• **WHAT IS EXPECTED**:
Do not copy the pictures; transcribe all other material exactly.

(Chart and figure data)
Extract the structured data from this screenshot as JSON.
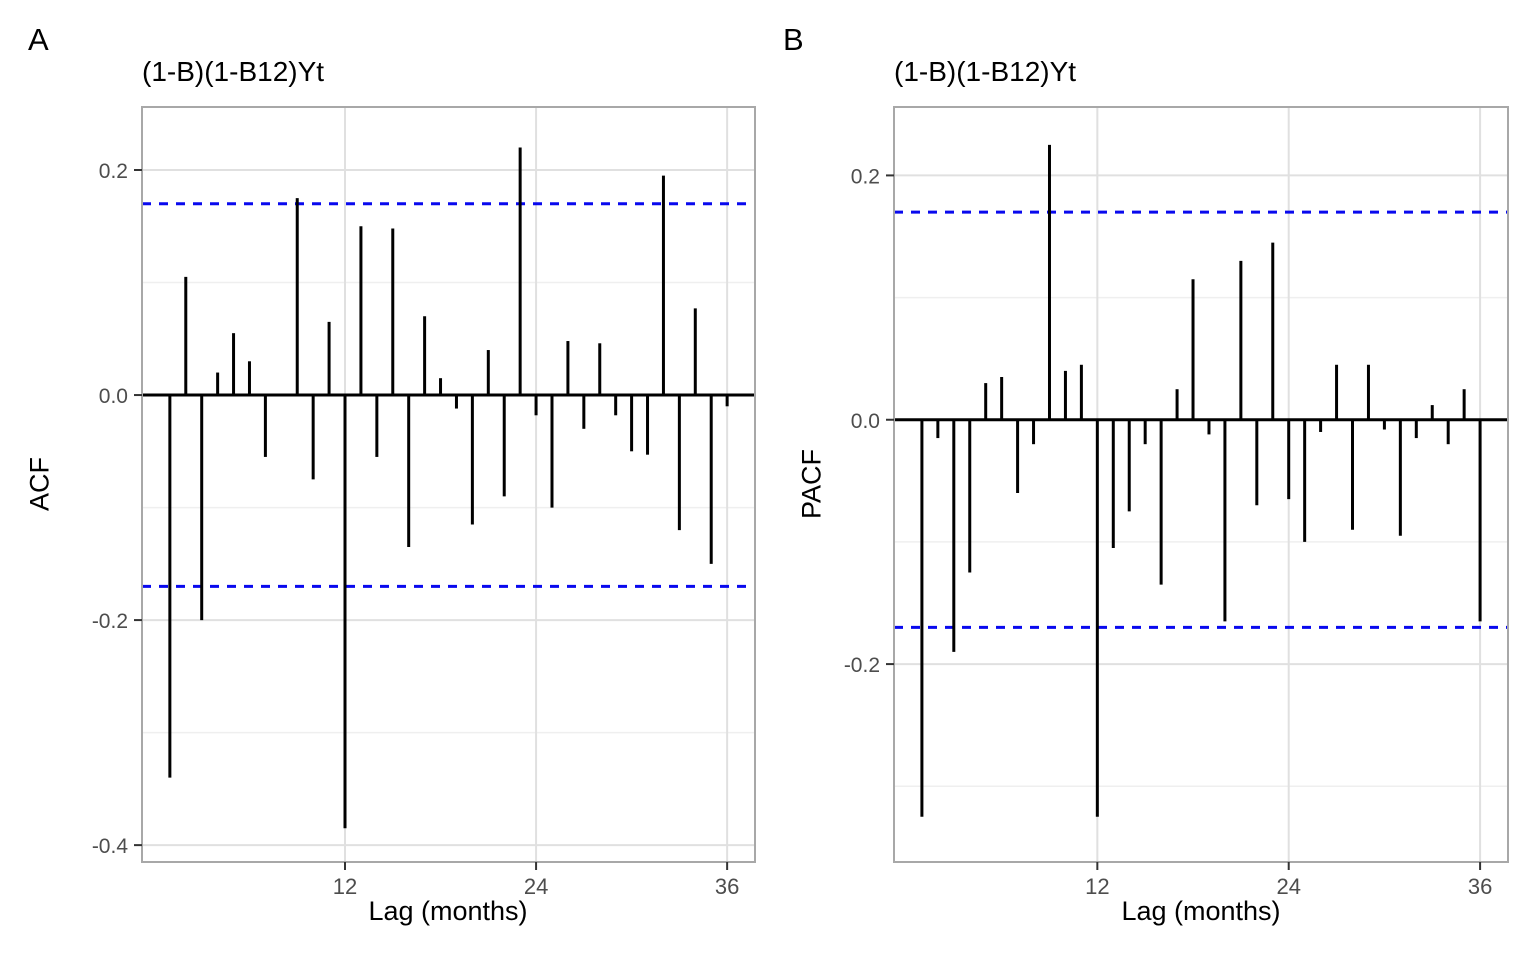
{
  "figure": {
    "background": "#ffffff",
    "bar_color": "#000000",
    "zero_line_color": "#000000",
    "conf_line_color": "#0909ee",
    "grid_major_color": "#e0e0e0",
    "grid_minor_color": "#efefef",
    "panel_border_color": "#a8a8a8",
    "tick_label_color": "#4d4d4d",
    "tick_mark_color": "#333333"
  },
  "chart_data": [
    {
      "type": "bar",
      "subtype": "acf-stem-plot",
      "panel_letter": "A",
      "title": "(1-B)(1-B12)Yt",
      "xlabel": "Lag (months)",
      "ylabel": "ACF",
      "grid": true,
      "legend": "none",
      "conf_bound": 0.17,
      "xlim": [
        -0.75,
        37.75
      ],
      "ylim": [
        -0.415,
        0.256
      ],
      "x_ticks": [
        12,
        24,
        36
      ],
      "x_tick_labels": [
        "12",
        "24",
        "36"
      ],
      "y_ticks": [
        0.2,
        0.0,
        -0.2,
        -0.4
      ],
      "y_tick_labels": [
        "0.2",
        "0.0",
        "-0.2",
        "-0.4"
      ],
      "y_minor_gridlines": [
        0.1,
        -0.1,
        -0.3
      ],
      "x": [
        1,
        2,
        3,
        4,
        5,
        6,
        7,
        8,
        9,
        10,
        11,
        12,
        13,
        14,
        15,
        16,
        17,
        18,
        19,
        20,
        21,
        22,
        23,
        24,
        25,
        26,
        27,
        28,
        29,
        30,
        31,
        32,
        33,
        34,
        35,
        36
      ],
      "values": [
        -0.34,
        0.105,
        -0.2,
        0.02,
        0.055,
        0.03,
        -0.055,
        0.0,
        0.175,
        -0.075,
        0.065,
        -0.385,
        0.15,
        -0.055,
        0.148,
        -0.135,
        0.07,
        0.015,
        -0.012,
        -0.115,
        0.04,
        -0.09,
        0.22,
        -0.018,
        -0.1,
        0.048,
        -0.03,
        0.046,
        -0.018,
        -0.05,
        -0.053,
        0.195,
        -0.12,
        0.077,
        -0.15,
        -0.01
      ]
    },
    {
      "type": "bar",
      "subtype": "acf-stem-plot",
      "panel_letter": "B",
      "title": "(1-B)(1-B12)Yt",
      "xlabel": "Lag (months)",
      "ylabel": "PACF",
      "grid": true,
      "legend": "none",
      "conf_bound": 0.17,
      "xlim": [
        -0.75,
        37.75
      ],
      "ylim": [
        -0.362,
        0.256
      ],
      "x_ticks": [
        12,
        24,
        36
      ],
      "x_tick_labels": [
        "12",
        "24",
        "36"
      ],
      "y_ticks": [
        0.2,
        0.0,
        -0.2
      ],
      "y_tick_labels": [
        "0.2",
        "0.0",
        "-0.2"
      ],
      "y_minor_gridlines": [
        0.1,
        -0.1,
        -0.3
      ],
      "x": [
        1,
        2,
        3,
        4,
        5,
        6,
        7,
        8,
        9,
        10,
        11,
        12,
        13,
        14,
        15,
        16,
        17,
        18,
        19,
        20,
        21,
        22,
        23,
        24,
        25,
        26,
        27,
        28,
        29,
        30,
        31,
        32,
        33,
        34,
        35,
        36
      ],
      "values": [
        -0.325,
        -0.015,
        -0.19,
        -0.125,
        0.03,
        0.035,
        -0.06,
        -0.02,
        0.225,
        0.04,
        0.045,
        -0.325,
        -0.105,
        -0.075,
        -0.02,
        -0.135,
        0.025,
        0.115,
        -0.012,
        -0.165,
        0.13,
        -0.07,
        0.145,
        -0.065,
        -0.1,
        -0.01,
        0.045,
        -0.09,
        0.045,
        -0.008,
        -0.095,
        -0.015,
        0.012,
        -0.02,
        0.025,
        -0.165
      ]
    }
  ]
}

• **CORRECT OUTPUT**:
Extract the structured data from this screenshot as JSON.
{
  "figure": {
    "background": "#ffffff",
    "bar_color": "#000000",
    "zero_line_color": "#000000",
    "conf_line_color": "#0909ee",
    "grid_major_color": "#e0e0e0",
    "grid_minor_color": "#efefef",
    "panel_border_color": "#a8a8a8",
    "tick_label_color": "#4d4d4d",
    "tick_mark_color": "#333333"
  },
  "chart_data": [
    {
      "type": "bar",
      "subtype": "acf-stem-plot",
      "panel_letter": "A",
      "title": "(1-B)(1-B12)Yt",
      "xlabel": "Lag (months)",
      "ylabel": "ACF",
      "grid": true,
      "legend": "none",
      "conf_bound": 0.17,
      "xlim": [
        -0.75,
        37.75
      ],
      "ylim": [
        -0.415,
        0.256
      ],
      "x_ticks": [
        12,
        24,
        36
      ],
      "x_tick_labels": [
        "12",
        "24",
        "36"
      ],
      "y_ticks": [
        0.2,
        0.0,
        -0.2,
        -0.4
      ],
      "y_tick_labels": [
        "0.2",
        "0.0",
        "-0.2",
        "-0.4"
      ],
      "y_minor_gridlines": [
        0.1,
        -0.1,
        -0.3
      ],
      "x": [
        1,
        2,
        3,
        4,
        5,
        6,
        7,
        8,
        9,
        10,
        11,
        12,
        13,
        14,
        15,
        16,
        17,
        18,
        19,
        20,
        21,
        22,
        23,
        24,
        25,
        26,
        27,
        28,
        29,
        30,
        31,
        32,
        33,
        34,
        35,
        36
      ],
      "values": [
        -0.34,
        0.105,
        -0.2,
        0.02,
        0.055,
        0.03,
        -0.055,
        0.0,
        0.175,
        -0.075,
        0.065,
        -0.385,
        0.15,
        -0.055,
        0.148,
        -0.135,
        0.07,
        0.015,
        -0.012,
        -0.115,
        0.04,
        -0.09,
        0.22,
        -0.018,
        -0.1,
        0.048,
        -0.03,
        0.046,
        -0.018,
        -0.05,
        -0.053,
        0.195,
        -0.12,
        0.077,
        -0.15,
        -0.01
      ]
    },
    {
      "type": "bar",
      "subtype": "acf-stem-plot",
      "panel_letter": "B",
      "title": "(1-B)(1-B12)Yt",
      "xlabel": "Lag (months)",
      "ylabel": "PACF",
      "grid": true,
      "legend": "none",
      "conf_bound": 0.17,
      "xlim": [
        -0.75,
        37.75
      ],
      "ylim": [
        -0.362,
        0.256
      ],
      "x_ticks": [
        12,
        24,
        36
      ],
      "x_tick_labels": [
        "12",
        "24",
        "36"
      ],
      "y_ticks": [
        0.2,
        0.0,
        -0.2
      ],
      "y_tick_labels": [
        "0.2",
        "0.0",
        "-0.2"
      ],
      "y_minor_gridlines": [
        0.1,
        -0.1,
        -0.3
      ],
      "x": [
        1,
        2,
        3,
        4,
        5,
        6,
        7,
        8,
        9,
        10,
        11,
        12,
        13,
        14,
        15,
        16,
        17,
        18,
        19,
        20,
        21,
        22,
        23,
        24,
        25,
        26,
        27,
        28,
        29,
        30,
        31,
        32,
        33,
        34,
        35,
        36
      ],
      "values": [
        -0.325,
        -0.015,
        -0.19,
        -0.125,
        0.03,
        0.035,
        -0.06,
        -0.02,
        0.225,
        0.04,
        0.045,
        -0.325,
        -0.105,
        -0.075,
        -0.02,
        -0.135,
        0.025,
        0.115,
        -0.012,
        -0.165,
        0.13,
        -0.07,
        0.145,
        -0.065,
        -0.1,
        -0.01,
        0.045,
        -0.09,
        0.045,
        -0.008,
        -0.095,
        -0.015,
        0.012,
        -0.02,
        0.025,
        -0.165
      ]
    }
  ]
}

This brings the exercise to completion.